**Short task:**
Quote the whole listing word for word, please.

**Given information:**
- - - - - - -
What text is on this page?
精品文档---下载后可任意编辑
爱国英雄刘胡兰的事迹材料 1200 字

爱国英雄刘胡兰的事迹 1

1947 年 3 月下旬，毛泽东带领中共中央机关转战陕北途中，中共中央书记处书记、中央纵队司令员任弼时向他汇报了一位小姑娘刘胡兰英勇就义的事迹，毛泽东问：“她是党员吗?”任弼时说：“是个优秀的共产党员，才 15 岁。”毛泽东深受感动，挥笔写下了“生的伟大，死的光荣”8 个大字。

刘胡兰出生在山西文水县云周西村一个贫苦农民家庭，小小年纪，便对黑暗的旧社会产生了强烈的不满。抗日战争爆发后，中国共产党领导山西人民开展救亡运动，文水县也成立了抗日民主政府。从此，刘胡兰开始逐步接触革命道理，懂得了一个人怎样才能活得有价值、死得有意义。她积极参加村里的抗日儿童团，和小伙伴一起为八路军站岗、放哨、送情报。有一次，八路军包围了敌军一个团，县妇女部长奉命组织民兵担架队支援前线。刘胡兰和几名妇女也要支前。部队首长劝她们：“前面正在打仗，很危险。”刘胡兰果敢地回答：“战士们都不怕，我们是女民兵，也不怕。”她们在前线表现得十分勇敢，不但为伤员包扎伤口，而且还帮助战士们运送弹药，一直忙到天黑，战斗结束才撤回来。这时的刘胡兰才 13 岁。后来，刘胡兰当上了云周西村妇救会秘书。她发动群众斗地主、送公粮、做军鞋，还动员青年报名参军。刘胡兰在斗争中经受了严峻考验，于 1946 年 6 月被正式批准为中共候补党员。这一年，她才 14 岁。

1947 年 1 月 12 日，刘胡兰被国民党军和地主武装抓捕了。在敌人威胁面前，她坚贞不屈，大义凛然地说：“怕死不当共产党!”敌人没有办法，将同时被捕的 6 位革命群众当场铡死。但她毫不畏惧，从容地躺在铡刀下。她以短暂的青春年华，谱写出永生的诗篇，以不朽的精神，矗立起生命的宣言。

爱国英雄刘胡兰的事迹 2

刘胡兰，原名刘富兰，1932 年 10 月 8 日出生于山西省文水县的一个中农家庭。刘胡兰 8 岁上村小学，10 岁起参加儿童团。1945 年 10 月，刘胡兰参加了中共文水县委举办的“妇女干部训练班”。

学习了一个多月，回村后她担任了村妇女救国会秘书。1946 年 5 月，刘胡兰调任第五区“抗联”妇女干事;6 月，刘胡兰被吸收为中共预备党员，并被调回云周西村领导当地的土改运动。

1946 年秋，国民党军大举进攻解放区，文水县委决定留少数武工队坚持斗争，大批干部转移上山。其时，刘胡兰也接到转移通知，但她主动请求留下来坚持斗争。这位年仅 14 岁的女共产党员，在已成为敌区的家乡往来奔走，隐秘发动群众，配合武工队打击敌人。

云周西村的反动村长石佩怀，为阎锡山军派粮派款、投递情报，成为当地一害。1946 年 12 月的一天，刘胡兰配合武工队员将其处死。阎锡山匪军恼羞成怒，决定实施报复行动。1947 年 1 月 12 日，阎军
- - - - - - -
**Exercise response:**
What text is on this page?
精品文档---下载后可任意编辑
爱国英雄刘胡兰的事迹材料 1200 字

爱国英雄刘胡兰的事迹 1

1947 年 3 月下旬，毛泽东带领中共中央机关转战陕北途中，中共中央书记处书记、中央纵队司令员任弼时向他汇报了一位小姑娘刘胡兰英勇就义的事迹，毛泽东问：“她是党员吗?”任弼时说：“是个优秀的共产党员，才 15 岁。”毛泽东深受感动，挥笔写下了“生的伟大，死的光荣”8 个大字。

刘胡兰出生在山西文水县云周西村一个贫苦农民家庭，小小年纪，便对黑暗的旧社会产生了强烈的不满。抗日战争爆发后，中国共产党领导山西人民开展救亡运动，文水县也成立了抗日民主政府。从此，刘胡兰开始逐步接触革命道理，懂得了一个人怎样才能活得有价值、死得有意义。她积极参加村里的抗日儿童团，和小伙伴一起为八路军站岗、放哨、送情报。有一次，八路军包围了敌军一个团，县妇女部长奉命组织民兵担架队支援前线。刘胡兰和几名妇女也要支前。部队首长劝她们：“前面正在打仗，很危险。”刘胡兰果敢地回答：“战士们都不怕，我们是女民兵，也不怕。”她们在前线表现得十分勇敢，不但为伤员包扎伤口，而且还帮助战士们运送弹药，一直忙到天黑，战斗结束才撤回来。这时的刘胡兰才 13 岁。后来，刘胡兰当上了云周西村妇救会秘书。她发动群众斗地主、送公粮、做军鞋，还动员青年报名参军。刘胡兰在斗争中经受了严峻考验，于 1946 年 6 月被正式批准为中共候补党员。这一年，她才 14 岁。

1947 年 1 月 12 日，刘胡兰被国民党军和地主武装抓捕了。在敌人威胁面前，她坚贞不屈，大义凛然地说：“怕死不当共产党!”敌人没有办法，将同时被捕的 6 位革命群众当场铡死。但她毫不畏惧，从容地躺在铡刀下。她以短暂的青春年华，谱写出永生的诗篇，以不朽的精神，矗立起生命的宣言。

爱国英雄刘胡兰的事迹 2

刘胡兰，原名刘富兰，1932 年 10 月 8 日出生于山西省文水县的一个中农家庭。刘胡兰 8 岁上村小学，10 岁起参加儿童团。1945 年 10 月，刘胡兰参加了中共文水县委举办的“妇女干部训练班”。

学习了一个多月，回村后她担任了村妇女救国会秘书。1946 年 5 月，刘胡兰调任第五区“抗联”妇女干事;6 月，刘胡兰被吸收为中共预备党员，并被调回云周西村领导当地的土改运动。

1946 年秋，国民党军大举进攻解放区，文水县委决定留少数武工队坚持斗争，大批干部转移上山。其时，刘胡兰也接到转移通知，但她主动请求留下来坚持斗争。这位年仅 14 岁的女共产党员，在已成为敌区的家乡往来奔走，隐秘发动群众，配合武工队打击敌人。

云周西村的反动村长石佩怀，为阎锡山军派粮派款、投递情报，成为当地一害。1946 年 12 月的一天，刘胡兰配合武工队员将其处死。阎锡山匪军恼羞成怒，决定实施报复行动。1947 年 1 月 12 日，阎军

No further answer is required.